Your answer should be a single number: the count of lines in the material below that hold "https".
☆ ☆ ☆ ☆ ☆
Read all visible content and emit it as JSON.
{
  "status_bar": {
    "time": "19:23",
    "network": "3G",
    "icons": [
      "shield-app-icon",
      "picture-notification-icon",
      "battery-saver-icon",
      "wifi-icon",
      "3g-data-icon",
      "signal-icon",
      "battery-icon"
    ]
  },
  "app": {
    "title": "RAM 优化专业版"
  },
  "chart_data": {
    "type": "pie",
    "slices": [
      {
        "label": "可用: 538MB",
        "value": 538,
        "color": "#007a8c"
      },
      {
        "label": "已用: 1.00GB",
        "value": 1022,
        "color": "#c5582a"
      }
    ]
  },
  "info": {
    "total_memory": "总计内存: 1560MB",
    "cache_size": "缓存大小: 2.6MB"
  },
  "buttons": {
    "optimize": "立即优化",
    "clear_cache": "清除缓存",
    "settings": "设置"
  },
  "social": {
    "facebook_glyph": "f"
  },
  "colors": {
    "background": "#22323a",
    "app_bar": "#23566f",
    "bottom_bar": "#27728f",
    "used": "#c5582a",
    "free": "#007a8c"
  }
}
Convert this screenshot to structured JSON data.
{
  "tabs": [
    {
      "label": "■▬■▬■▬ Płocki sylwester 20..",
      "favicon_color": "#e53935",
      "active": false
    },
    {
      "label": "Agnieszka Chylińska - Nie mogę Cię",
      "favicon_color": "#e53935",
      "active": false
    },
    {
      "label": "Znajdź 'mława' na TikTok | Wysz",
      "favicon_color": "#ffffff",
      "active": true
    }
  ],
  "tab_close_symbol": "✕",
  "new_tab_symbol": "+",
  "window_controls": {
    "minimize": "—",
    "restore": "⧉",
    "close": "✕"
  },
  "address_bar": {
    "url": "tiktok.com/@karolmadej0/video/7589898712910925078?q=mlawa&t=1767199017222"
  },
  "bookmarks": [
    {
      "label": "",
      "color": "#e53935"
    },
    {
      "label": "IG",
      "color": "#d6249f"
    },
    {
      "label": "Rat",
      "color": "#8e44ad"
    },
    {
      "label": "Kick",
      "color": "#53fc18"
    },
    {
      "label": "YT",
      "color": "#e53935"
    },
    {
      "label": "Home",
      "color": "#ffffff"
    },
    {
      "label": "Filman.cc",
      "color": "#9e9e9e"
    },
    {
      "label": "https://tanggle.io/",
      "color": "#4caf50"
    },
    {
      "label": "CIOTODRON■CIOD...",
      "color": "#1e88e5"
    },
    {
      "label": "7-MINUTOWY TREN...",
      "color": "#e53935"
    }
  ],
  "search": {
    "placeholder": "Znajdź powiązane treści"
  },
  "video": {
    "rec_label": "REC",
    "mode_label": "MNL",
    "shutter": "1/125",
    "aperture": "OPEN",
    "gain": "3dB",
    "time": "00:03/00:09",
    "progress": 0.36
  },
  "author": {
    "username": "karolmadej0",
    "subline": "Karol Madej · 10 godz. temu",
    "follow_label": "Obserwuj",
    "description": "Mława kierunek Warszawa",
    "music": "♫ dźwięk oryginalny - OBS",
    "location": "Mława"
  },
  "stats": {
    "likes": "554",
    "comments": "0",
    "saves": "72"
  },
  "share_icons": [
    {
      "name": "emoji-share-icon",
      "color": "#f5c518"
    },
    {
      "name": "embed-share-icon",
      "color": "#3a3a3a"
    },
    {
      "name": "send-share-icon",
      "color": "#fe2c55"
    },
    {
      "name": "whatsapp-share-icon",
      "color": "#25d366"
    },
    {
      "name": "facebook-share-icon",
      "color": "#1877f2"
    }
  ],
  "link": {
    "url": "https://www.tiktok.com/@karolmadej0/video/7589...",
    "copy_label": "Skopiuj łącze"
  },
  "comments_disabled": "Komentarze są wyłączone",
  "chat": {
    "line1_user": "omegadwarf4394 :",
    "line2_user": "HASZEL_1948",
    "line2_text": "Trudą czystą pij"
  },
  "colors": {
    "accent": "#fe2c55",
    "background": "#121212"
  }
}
☆ ☆ ☆ ☆ ☆
> _Solution to this exercise_: 2